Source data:
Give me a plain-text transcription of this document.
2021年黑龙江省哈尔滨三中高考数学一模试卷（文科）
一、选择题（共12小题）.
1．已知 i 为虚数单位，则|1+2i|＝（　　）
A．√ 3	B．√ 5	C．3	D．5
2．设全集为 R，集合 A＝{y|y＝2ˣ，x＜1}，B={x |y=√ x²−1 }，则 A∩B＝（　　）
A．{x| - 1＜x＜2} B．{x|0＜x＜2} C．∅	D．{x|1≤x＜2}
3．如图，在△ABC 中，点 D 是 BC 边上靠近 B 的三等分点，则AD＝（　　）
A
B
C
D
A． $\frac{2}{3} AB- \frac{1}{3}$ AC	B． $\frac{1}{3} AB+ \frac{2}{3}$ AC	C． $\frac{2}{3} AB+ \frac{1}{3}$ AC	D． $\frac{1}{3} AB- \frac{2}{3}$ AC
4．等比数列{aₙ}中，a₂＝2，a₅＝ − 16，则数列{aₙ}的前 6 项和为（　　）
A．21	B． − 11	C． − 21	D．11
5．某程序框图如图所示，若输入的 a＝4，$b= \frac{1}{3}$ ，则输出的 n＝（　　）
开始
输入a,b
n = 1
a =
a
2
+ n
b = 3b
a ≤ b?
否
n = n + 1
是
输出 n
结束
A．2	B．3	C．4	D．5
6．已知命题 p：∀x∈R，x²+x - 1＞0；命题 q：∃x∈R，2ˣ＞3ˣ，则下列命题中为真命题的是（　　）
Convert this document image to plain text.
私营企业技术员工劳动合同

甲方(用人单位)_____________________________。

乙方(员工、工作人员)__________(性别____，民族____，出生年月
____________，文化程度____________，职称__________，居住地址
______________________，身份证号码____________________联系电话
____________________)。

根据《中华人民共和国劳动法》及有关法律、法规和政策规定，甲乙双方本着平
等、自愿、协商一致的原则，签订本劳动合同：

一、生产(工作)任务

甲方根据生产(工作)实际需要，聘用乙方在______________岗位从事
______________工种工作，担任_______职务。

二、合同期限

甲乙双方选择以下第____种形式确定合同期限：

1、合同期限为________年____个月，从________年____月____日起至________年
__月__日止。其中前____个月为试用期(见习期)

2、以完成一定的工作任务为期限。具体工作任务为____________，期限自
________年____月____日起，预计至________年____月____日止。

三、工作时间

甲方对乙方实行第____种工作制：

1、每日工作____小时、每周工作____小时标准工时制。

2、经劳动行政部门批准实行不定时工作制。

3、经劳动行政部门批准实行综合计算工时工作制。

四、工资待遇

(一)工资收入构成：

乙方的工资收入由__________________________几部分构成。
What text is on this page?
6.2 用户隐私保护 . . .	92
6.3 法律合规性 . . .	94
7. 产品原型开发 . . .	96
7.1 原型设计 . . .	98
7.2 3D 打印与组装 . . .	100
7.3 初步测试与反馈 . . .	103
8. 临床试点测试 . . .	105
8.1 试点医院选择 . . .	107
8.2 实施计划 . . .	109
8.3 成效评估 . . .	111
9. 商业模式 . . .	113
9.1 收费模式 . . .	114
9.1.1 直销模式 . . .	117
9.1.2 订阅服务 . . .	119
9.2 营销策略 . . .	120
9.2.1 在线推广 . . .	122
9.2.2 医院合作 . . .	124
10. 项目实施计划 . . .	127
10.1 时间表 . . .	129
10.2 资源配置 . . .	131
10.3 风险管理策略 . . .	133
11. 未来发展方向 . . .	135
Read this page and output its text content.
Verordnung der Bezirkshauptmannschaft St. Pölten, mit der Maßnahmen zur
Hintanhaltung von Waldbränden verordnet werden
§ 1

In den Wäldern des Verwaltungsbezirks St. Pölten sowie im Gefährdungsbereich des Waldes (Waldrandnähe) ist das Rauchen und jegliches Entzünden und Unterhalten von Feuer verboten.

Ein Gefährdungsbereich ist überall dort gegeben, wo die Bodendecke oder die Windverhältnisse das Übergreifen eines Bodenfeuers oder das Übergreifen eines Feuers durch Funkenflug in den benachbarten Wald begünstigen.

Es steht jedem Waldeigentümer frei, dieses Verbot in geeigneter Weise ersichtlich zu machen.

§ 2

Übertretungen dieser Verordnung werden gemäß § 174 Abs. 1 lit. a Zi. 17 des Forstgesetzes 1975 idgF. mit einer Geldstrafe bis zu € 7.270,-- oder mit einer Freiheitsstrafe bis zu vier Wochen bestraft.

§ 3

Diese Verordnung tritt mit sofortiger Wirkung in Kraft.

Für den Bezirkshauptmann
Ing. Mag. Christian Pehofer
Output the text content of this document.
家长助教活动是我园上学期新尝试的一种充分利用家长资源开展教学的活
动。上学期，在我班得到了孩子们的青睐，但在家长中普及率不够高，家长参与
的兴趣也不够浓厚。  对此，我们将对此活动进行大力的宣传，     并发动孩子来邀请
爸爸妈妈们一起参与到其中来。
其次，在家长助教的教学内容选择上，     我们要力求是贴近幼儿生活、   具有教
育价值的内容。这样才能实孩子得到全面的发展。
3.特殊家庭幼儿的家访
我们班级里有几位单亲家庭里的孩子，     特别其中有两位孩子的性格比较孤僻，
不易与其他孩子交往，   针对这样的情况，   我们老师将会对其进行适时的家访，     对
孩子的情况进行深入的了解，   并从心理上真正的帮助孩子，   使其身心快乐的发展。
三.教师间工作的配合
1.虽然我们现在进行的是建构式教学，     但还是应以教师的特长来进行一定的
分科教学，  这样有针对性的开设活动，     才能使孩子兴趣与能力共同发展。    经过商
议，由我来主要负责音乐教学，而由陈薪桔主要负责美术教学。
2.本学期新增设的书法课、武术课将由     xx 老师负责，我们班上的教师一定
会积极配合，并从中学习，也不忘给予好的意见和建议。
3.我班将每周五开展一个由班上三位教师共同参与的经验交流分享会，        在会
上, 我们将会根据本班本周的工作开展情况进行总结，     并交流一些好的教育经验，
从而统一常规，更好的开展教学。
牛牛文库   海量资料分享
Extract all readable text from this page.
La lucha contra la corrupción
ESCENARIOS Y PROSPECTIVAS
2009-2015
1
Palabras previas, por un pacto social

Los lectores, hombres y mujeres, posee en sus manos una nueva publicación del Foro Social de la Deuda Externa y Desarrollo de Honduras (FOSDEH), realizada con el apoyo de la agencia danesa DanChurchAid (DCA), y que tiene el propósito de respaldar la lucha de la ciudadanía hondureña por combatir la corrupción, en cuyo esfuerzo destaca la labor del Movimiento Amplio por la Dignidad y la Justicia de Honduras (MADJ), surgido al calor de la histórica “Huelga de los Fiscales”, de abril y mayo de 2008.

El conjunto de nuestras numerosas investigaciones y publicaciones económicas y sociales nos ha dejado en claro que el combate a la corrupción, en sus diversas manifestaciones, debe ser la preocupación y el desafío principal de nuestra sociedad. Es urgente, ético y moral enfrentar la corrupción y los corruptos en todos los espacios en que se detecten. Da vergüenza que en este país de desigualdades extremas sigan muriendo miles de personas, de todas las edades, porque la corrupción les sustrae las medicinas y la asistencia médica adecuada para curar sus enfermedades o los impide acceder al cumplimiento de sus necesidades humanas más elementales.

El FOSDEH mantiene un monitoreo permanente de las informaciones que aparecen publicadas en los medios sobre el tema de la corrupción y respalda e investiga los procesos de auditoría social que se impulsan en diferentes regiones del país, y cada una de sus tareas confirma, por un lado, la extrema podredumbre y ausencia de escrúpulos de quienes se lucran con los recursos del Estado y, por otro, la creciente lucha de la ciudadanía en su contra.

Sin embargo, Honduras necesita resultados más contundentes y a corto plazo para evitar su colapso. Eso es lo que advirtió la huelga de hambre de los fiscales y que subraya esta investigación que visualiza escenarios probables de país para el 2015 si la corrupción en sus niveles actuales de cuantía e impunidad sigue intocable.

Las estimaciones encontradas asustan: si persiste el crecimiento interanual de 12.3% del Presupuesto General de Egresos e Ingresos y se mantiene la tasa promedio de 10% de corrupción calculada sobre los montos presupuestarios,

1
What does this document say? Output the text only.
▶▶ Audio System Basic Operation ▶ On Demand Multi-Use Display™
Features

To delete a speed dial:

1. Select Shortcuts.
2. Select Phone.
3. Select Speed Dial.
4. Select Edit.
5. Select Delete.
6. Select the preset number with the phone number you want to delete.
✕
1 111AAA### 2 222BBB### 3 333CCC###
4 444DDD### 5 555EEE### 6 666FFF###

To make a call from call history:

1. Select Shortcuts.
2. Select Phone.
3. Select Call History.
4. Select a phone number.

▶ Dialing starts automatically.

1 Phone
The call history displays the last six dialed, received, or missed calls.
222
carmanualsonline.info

-- Exercise instructions --
Every line of the listing that holds "werden" should be found and copied.

-- Answer for the task --
Hintanhaltung von Waldbränden verordnet werden
Übertretungen dieser Verordnung werden gemäß § 174 Abs. 1 lit. a Zi. 17 des Forstgesetzes 1975 idgF. mit einer Geldstrafe bis zu € 7.270,-- oder mit einer Freiheitsstrafe bis zu vier Wochen bestraft.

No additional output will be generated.